Work instructions:
Print the entries below in their entirety, exactly as they are written.
╔══
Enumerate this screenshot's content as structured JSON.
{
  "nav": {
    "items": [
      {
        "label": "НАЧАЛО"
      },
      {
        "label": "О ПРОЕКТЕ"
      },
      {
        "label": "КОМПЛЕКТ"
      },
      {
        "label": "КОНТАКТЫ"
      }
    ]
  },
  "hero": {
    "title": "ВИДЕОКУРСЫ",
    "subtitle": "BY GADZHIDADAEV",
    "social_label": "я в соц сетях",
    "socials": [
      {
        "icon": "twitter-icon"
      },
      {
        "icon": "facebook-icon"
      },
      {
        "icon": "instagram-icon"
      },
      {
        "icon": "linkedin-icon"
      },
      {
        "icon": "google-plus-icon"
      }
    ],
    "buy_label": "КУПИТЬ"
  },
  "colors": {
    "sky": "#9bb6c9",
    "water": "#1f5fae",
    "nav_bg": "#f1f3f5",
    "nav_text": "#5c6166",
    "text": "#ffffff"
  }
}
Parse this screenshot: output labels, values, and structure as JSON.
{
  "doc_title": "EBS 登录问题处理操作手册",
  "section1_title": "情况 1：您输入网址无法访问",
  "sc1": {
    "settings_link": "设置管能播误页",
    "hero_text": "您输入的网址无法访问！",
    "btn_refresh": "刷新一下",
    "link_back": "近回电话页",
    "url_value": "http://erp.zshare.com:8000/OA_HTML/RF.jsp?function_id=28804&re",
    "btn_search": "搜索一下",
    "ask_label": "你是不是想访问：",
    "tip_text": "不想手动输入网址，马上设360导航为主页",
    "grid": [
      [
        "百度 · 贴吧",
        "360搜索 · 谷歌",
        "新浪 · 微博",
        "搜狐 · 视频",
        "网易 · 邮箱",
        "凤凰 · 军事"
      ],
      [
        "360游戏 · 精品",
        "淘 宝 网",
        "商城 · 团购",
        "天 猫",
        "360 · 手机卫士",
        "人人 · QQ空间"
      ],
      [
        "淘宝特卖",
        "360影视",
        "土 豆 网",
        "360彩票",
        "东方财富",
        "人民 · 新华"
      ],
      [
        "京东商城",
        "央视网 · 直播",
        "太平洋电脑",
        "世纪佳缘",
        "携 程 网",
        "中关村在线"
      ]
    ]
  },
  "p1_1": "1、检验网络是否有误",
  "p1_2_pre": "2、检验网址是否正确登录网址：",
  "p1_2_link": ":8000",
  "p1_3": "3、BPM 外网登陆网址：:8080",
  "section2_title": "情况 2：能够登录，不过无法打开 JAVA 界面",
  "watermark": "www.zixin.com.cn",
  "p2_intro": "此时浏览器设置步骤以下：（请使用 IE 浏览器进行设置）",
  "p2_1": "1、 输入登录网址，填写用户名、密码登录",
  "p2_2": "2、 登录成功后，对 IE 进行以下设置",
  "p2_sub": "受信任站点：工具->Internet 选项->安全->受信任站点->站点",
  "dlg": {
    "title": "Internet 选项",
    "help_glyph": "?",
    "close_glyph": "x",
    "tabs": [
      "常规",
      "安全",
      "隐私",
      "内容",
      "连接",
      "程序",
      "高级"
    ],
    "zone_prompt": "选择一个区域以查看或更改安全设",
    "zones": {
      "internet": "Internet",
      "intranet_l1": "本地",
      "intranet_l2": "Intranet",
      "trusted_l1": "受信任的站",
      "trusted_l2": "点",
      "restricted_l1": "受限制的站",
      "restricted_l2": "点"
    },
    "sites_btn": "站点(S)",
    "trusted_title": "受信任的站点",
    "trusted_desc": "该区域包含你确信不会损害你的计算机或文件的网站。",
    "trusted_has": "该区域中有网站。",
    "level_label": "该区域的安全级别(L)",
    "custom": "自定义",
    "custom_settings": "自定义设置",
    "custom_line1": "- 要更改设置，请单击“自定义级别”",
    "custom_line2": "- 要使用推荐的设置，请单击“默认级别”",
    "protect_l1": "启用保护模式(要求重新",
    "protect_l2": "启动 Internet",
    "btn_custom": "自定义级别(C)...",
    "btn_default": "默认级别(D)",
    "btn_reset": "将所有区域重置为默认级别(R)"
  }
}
╚══
Completed exercise:
Enumerate this screenshot's content as structured JSON.
{
  "nav": {
    "items": [
      {
        "label": "НАЧАЛО"
      },
      {
        "label": "О ПРОЕКТЕ"
      },
      {
        "label": "КОМПЛЕКТ"
      },
      {
        "label": "КОНТАКТЫ"
      }
    ]
  },
  "hero": {
    "title": "ВИДЕОКУРСЫ",
    "subtitle": "BY GADZHIDADAEV",
    "social_label": "я в соц сетях",
    "socials": [
      {
        "icon": "twitter-icon"
      },
      {
        "icon": "facebook-icon"
      },
      {
        "icon": "instagram-icon"
      },
      {
        "icon": "linkedin-icon"
      },
      {
        "icon": "google-plus-icon"
      }
    ],
    "buy_label": "КУПИТЬ"
  },
  "colors": {
    "sky": "#9bb6c9",
    "water": "#1f5fae",
    "nav_bg": "#f1f3f5",
    "nav_text": "#5c6166",
    "text": "#ffffff"
  }
}
Parse this screenshot: output labels, values, and structure as JSON.
{
  "doc_title": "EBS 登录问题处理操作手册",
  "section1_title": "情况 1：您输入网址无法访问",
  "sc1": {
    "settings_link": "设置管能播误页",
    "hero_text": "您输入的网址无法访问！",
    "btn_refresh": "刷新一下",
    "link_back": "近回电话页",
    "url_value": "http://erp.zshare.com:8000/OA_HTML/RF.jsp?function_id=28804&re",
    "btn_search": "搜索一下",
    "ask_label": "你是不是想访问：",
    "tip_text": "不想手动输入网址，马上设360导航为主页",
    "grid": [
      [
        "百度 · 贴吧",
        "360搜索 · 谷歌",
        "新浪 · 微博",
        "搜狐 · 视频",
        "网易 · 邮箱",
        "凤凰 · 军事"
      ],
      [
        "360游戏 · 精品",
        "淘 宝 网",
        "商城 · 团购",
        "天 猫",
        "360 · 手机卫士",
        "人人 · QQ空间"
      ],
      [
        "淘宝特卖",
        "360影视",
        "土 豆 网",
        "360彩票",
        "东方财富",
        "人民 · 新华"
      ],
      [
        "京东商城",
        "央视网 · 直播",
        "太平洋电脑",
        "世纪佳缘",
        "携 程 网",
        "中关村在线"
      ]
    ]
  },
  "p1_1": "1、检验网络是否有误",
  "p1_2_pre": "2、检验网址是否正确登录网址：",
  "p1_2_link": ":8000",
  "p1_3": "3、BPM 外网登陆网址：:8080",
  "section2_title": "情况 2：能够登录，不过无法打开 JAVA 界面",
  "watermark": "www.zixin.com.cn",
  "p2_intro": "此时浏览器设置步骤以下：（请使用 IE 浏览器进行设置）",
  "p2_1": "1、 输入登录网址，填写用户名、密码登录",
  "p2_2": "2、 登录成功后，对 IE 进行以下设置",
  "p2_sub": "受信任站点：工具->Internet 选项->安全->受信任站点->站点",
  "dlg": {
    "title": "Internet 选项",
    "help_glyph": "?",
    "close_glyph": "x",
    "tabs": [
      "常规",
      "安全",
      "隐私",
      "内容",
      "连接",
      "程序",
      "高级"
    ],
    "zone_prompt": "选择一个区域以查看或更改安全设",
    "zones": {
      "internet": "Internet",
      "intranet_l1": "本地",
      "intranet_l2": "Intranet",
      "trusted_l1": "受信任的站",
      "trusted_l2": "点",
      "restricted_l1": "受限制的站",
      "restricted_l2": "点"
    },
    "sites_btn": "站点(S)",
    "trusted_title": "受信任的站点",
    "trusted_desc": "该区域包含你确信不会损害你的计算机或文件的网站。",
    "trusted_has": "该区域中有网站。",
    "level_label": "该区域的安全级别(L)",
    "custom": "自定义",
    "custom_settings": "自定义设置",
    "custom_line1": "- 要更改设置，请单击“自定义级别”",
    "custom_line2": "- 要使用推荐的设置，请单击“默认级别”",
    "protect_l1": "启用保护模式(要求重新",
    "protect_l2": "启动 Internet",
    "btn_custom": "自定义级别(C)...",
    "btn_default": "默认级别(D)",
    "btn_reset": "将所有区域重置为默认级别(R)"
  }
}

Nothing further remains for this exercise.